### Supplied entries
%%

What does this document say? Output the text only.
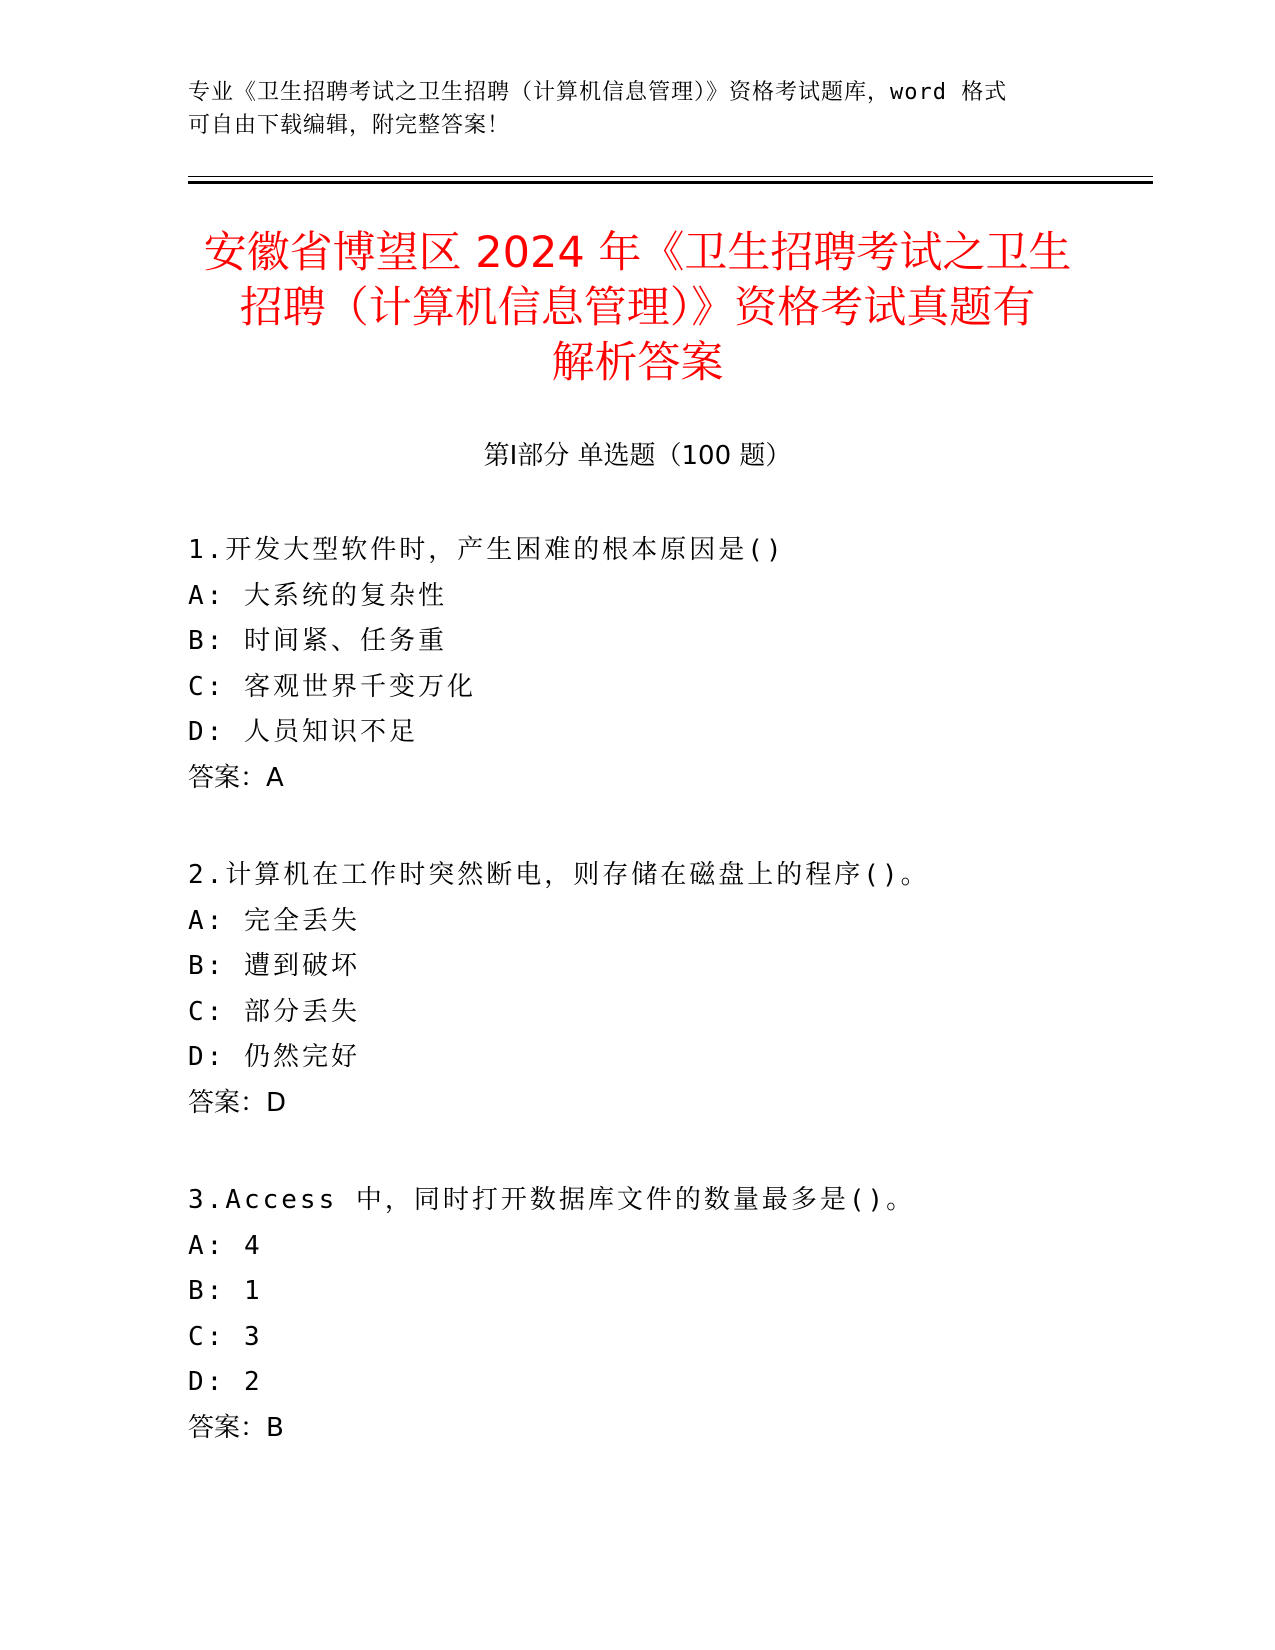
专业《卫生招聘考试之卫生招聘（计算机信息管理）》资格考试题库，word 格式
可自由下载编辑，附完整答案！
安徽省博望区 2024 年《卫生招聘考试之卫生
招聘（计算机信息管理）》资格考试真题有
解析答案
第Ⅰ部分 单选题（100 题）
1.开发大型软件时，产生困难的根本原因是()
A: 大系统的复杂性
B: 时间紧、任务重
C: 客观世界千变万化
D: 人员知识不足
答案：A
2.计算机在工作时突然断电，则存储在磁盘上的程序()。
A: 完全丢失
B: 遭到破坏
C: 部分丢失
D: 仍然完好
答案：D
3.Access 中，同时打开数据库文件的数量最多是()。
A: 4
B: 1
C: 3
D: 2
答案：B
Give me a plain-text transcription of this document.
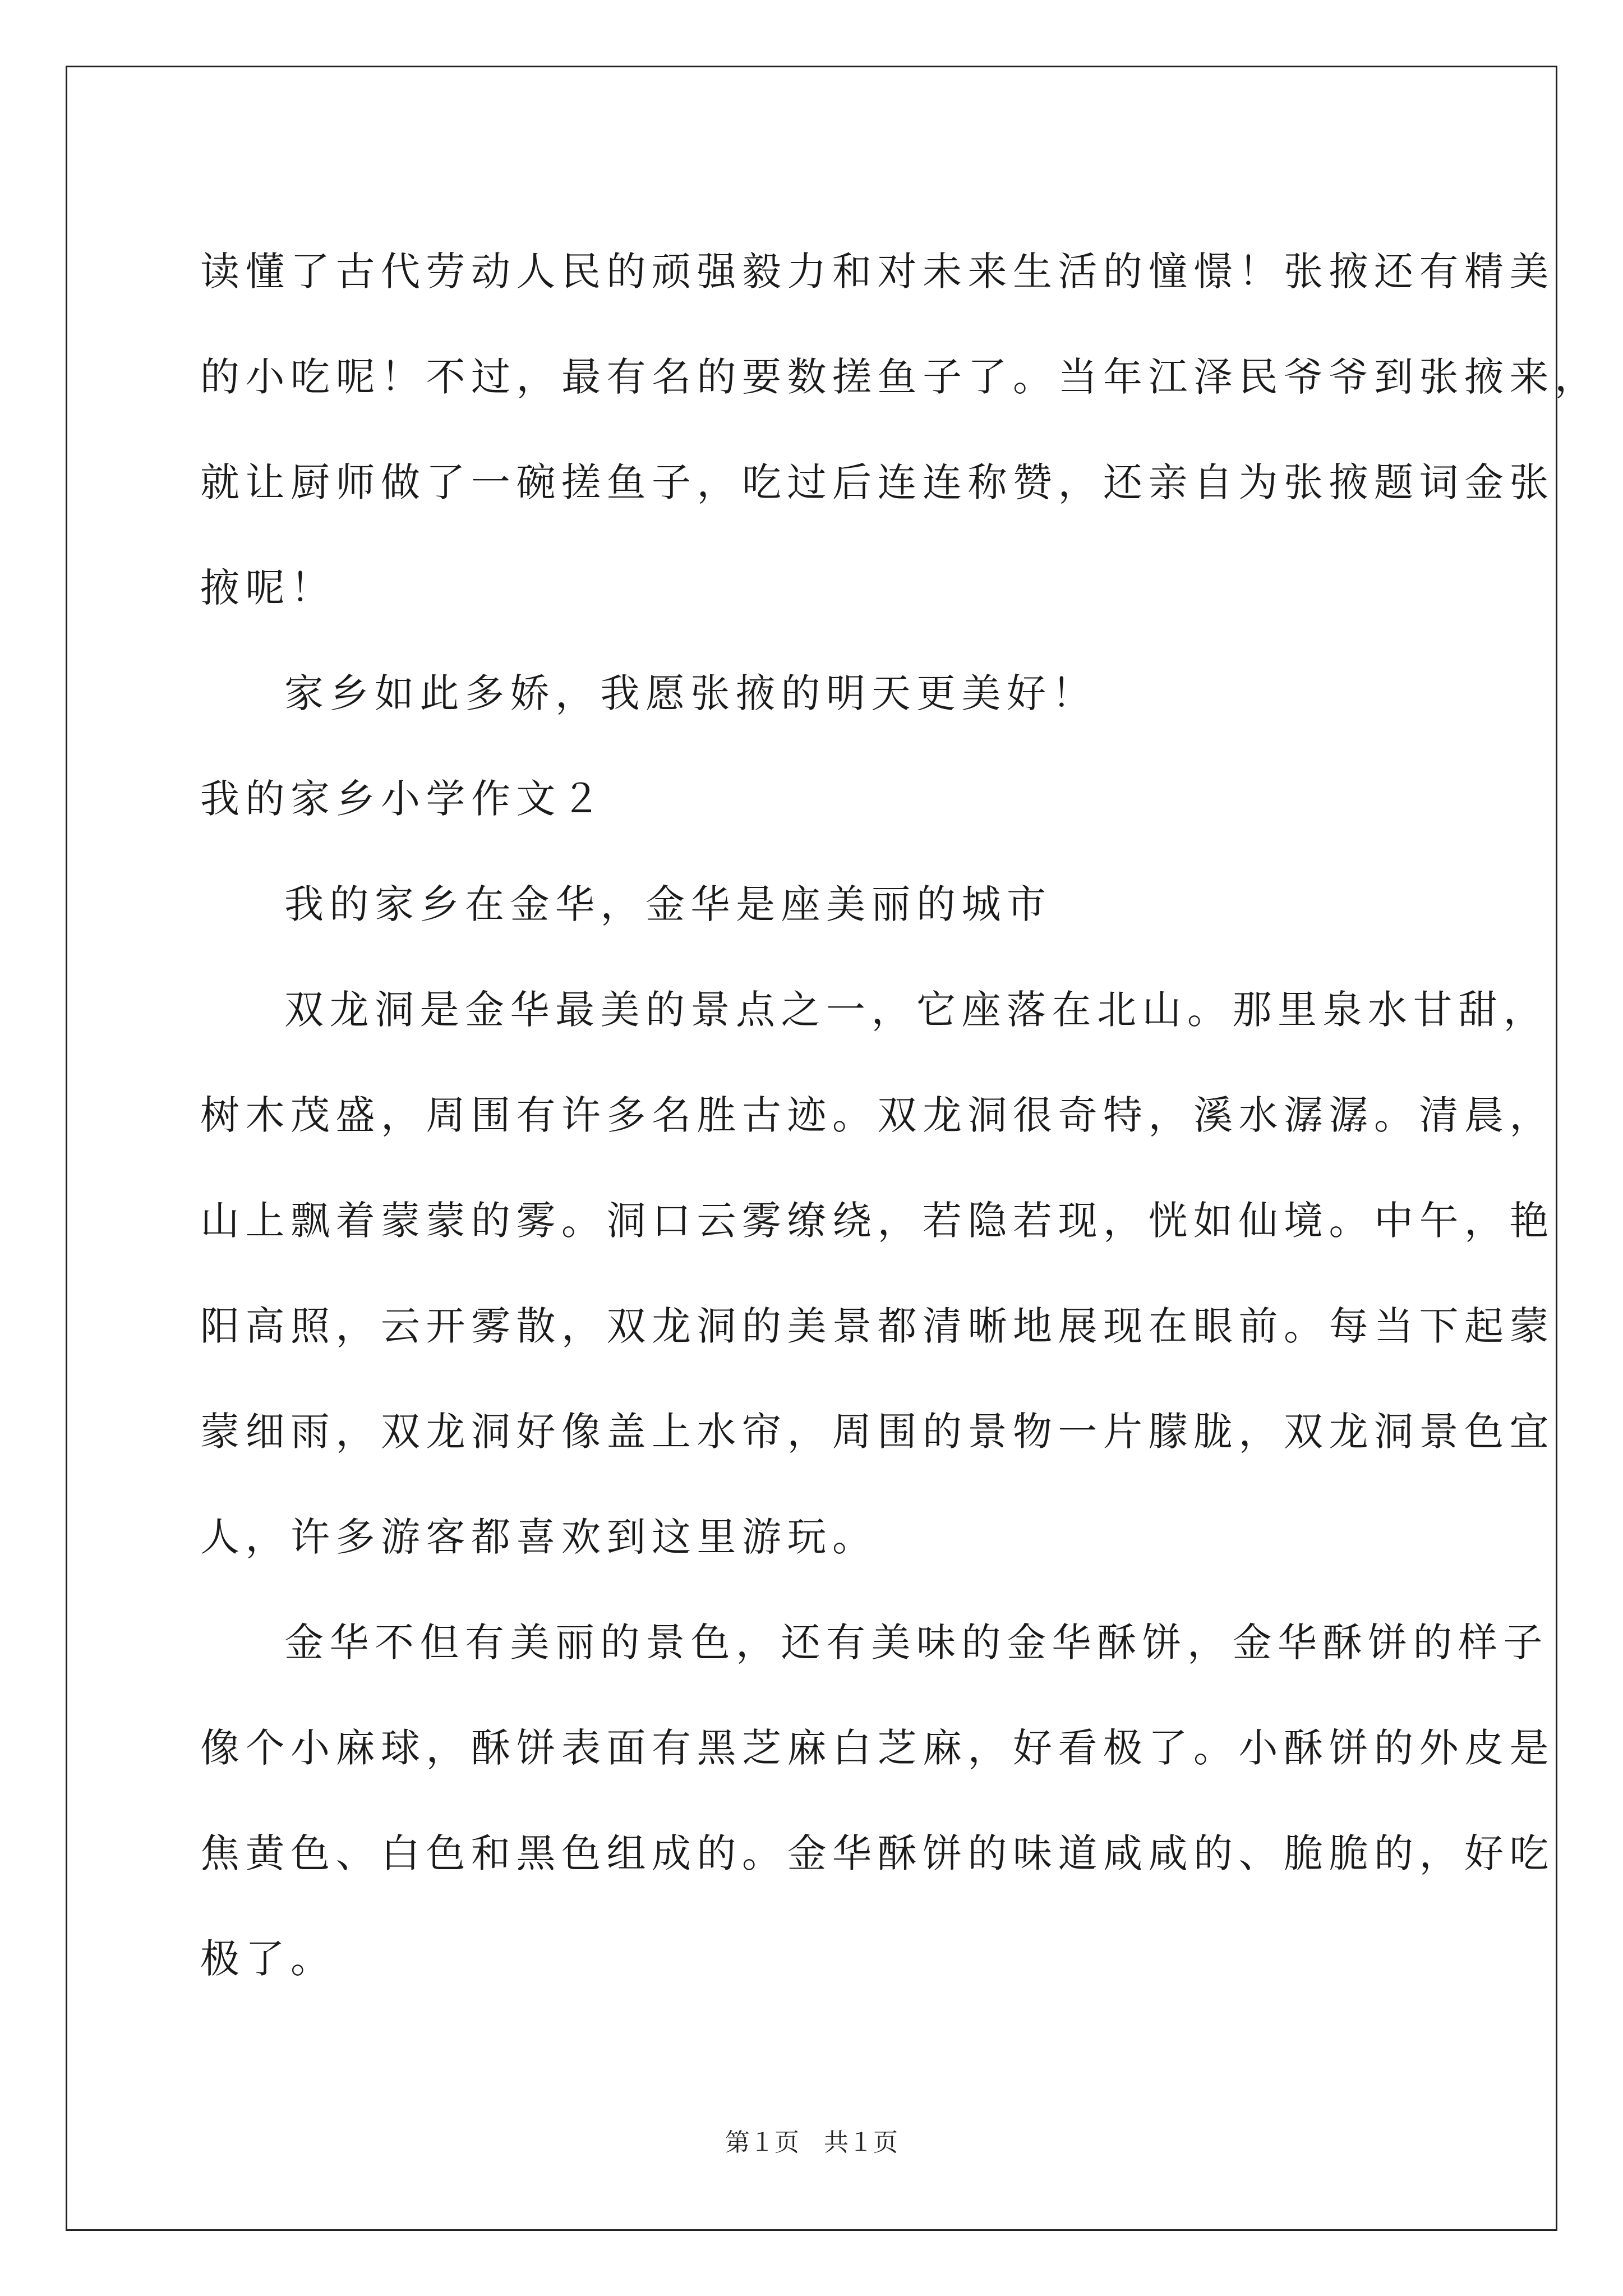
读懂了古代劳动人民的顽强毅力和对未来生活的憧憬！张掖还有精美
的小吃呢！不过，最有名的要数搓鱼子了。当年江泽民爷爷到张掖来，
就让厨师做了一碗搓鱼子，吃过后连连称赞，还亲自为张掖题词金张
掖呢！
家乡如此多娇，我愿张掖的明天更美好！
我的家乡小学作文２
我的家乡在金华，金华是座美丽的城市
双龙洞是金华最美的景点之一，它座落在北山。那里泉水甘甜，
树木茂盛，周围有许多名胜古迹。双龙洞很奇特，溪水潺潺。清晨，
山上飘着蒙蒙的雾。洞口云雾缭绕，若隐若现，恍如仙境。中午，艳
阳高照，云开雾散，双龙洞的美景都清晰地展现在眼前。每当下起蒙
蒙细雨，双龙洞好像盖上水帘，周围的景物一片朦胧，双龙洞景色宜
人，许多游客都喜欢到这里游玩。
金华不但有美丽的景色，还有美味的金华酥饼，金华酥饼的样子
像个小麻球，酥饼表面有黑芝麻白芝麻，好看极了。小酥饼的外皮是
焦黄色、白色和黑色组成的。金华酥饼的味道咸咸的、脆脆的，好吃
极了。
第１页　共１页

%%

### Exercise details
Indicate how many lines of the material include the word "text"; the number alone is required.

### Output for this task
2